**Excerpt:**
⁂
Figure 2. Phosphorylation of p70S6K on Thr389 (A) and Thr421/Ser424 (B) after the 1st and 13th bouts of resistance exercise. Values are means ± standard error (SE). Different letters indicate significant differences. #Main effect of training (p < 0.05).
The phosphorylation of the p70S6K Thr421/Ser424 residues significantly increased in both the IC and EC groups in response to the 1st bout of exercise (Supplementary Figure S2, p < 0.05 vs. control). The magnitude of phosphorylation did not differ between the IC and EC groups (IC: 290 ± 59%, EC: 255 ± 46%). At the 13th bout of exercise, no change in Thr421/Ser424 phosphorylation was detected in either group (Figure 2B and Supplementary Figure S2). Additionally, in both groups, Thr421/Ser424 phosphorylation in the exercised leg was significantly reduced as compared with that measured after the 1st bout of exercise (Figure 2B, p < 0.05).
⁂
**Data provided:**
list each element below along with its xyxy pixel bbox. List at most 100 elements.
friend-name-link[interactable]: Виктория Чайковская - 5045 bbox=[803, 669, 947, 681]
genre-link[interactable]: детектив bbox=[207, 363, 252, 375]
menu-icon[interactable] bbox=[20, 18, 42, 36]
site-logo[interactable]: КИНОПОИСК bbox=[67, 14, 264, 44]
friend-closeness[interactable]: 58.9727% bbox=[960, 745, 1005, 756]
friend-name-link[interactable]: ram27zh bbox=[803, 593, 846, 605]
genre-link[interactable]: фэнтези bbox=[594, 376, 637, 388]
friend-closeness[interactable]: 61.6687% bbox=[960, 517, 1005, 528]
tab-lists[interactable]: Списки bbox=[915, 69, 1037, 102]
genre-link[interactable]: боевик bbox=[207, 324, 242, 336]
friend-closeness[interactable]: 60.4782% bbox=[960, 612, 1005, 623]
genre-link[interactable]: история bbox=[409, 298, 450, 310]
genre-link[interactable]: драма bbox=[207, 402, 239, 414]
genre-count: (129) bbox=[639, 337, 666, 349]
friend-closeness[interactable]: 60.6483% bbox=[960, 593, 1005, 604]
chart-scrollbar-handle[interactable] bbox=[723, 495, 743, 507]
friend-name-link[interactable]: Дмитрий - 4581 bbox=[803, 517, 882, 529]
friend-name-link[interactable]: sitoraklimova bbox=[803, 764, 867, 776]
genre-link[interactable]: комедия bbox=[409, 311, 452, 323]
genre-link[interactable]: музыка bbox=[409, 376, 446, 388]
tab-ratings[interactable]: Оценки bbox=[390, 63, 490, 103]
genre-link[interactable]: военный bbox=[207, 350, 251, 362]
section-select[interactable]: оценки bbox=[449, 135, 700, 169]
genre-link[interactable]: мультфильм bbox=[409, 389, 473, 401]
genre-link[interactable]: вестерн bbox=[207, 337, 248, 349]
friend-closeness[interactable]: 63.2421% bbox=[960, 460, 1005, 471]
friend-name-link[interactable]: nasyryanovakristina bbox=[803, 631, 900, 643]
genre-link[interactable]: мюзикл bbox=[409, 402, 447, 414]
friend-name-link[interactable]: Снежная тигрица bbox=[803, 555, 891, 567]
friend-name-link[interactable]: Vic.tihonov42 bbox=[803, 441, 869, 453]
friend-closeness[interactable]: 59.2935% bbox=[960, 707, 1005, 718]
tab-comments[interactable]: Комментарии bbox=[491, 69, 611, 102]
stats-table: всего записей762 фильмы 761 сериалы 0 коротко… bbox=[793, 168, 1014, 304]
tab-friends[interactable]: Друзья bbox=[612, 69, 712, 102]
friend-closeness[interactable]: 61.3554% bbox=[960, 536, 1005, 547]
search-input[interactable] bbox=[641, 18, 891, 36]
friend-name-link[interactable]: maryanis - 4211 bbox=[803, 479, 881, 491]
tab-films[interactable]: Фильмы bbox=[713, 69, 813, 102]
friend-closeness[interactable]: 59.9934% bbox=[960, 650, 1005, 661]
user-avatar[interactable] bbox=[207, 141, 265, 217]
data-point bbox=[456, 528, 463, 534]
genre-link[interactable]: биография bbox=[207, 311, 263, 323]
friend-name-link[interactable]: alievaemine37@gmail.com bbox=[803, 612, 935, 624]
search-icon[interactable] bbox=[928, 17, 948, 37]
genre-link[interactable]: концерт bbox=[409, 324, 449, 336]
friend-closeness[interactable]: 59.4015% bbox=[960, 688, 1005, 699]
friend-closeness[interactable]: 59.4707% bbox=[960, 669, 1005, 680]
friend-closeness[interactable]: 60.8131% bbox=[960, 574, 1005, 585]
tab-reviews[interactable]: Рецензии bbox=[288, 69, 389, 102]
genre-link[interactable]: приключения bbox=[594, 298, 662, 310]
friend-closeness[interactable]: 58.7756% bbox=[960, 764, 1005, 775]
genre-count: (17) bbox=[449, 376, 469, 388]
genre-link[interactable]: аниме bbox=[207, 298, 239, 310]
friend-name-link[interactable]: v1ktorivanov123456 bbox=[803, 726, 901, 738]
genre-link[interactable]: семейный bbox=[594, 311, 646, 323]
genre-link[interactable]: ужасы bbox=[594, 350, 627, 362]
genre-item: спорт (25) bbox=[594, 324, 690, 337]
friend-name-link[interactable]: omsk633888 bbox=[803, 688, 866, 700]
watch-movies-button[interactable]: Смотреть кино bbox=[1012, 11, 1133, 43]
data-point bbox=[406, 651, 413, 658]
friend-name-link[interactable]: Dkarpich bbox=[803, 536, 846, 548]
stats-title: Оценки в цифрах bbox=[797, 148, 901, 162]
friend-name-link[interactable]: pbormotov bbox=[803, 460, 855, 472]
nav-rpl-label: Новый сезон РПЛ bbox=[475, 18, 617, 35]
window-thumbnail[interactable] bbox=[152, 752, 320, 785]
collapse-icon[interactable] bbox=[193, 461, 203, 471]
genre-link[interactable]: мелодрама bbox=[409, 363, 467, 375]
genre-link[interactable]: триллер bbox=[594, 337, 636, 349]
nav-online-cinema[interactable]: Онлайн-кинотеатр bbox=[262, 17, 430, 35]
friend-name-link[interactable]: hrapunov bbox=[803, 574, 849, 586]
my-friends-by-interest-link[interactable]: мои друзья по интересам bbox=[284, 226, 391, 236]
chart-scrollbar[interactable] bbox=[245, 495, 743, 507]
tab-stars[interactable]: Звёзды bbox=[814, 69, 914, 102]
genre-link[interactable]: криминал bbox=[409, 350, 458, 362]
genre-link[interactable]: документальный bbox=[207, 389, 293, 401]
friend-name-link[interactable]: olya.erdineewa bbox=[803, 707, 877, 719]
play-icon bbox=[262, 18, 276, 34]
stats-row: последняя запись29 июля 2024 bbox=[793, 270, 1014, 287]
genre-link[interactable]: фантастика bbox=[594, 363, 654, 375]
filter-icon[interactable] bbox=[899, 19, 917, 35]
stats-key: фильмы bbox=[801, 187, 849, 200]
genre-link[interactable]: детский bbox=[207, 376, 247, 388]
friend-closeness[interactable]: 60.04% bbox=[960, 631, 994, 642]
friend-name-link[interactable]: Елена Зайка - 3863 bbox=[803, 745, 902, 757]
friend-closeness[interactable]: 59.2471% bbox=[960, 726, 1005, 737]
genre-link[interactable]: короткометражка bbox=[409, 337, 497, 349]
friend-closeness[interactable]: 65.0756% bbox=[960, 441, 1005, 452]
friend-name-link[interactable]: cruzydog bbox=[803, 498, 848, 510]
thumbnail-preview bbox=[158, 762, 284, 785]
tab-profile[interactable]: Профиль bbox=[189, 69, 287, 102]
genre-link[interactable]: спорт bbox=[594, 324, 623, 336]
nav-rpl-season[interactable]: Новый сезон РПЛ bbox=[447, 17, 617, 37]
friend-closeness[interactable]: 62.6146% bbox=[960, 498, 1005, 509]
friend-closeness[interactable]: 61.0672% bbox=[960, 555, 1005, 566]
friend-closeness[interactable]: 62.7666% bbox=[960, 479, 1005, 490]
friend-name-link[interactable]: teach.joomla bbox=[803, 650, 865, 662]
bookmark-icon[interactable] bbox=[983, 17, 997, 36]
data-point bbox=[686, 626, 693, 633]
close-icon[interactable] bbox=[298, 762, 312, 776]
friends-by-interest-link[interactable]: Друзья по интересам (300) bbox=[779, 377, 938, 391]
⁂
**Parts of the exercise:**
1: In the excerpt on p70S6K phosphorylation, what was the magnitude of Thr421/Ser424 phosphorylation in the EC group after the 1st bout of exercise?
2: Retype the excerpt on p70S6K phosphorylation from "The phosphorylation of" up to and including "2B, p < 0.05).".
3: According to the excerpt on p70S6K phosphorylation, what do the different letters and the # symbol in Figure 2 indicate?

**Answers for this exercise:**
1: 255 ± 46%.

2:
The phosphorylation of the p70S6K Thr421/Ser424 residues significantly increased in both the IC and EC groups in response to the 1st bout of exercise (Supplementary Figure S2, p < 0.05 vs. control). The magnitude of phosphorylation did not differ between the IC and EC groups (IC: 290 ± 59%, EC: 255 ± 46%). At the 13th bout of exercise, no change in Thr421/Ser424 phosphorylation was detected in either group (Figure 2B and Supplementary Figure S2). Additionally, in both groups, Thr421/Ser424 phosphorylation in the exercised leg was significantly reduced as compared with that measured after the 1st bout of exercise (Figure 2B, p < 0.05).

3: Different letters indicate significant differences. The # symbol marks a main effect of training (p < 0.05).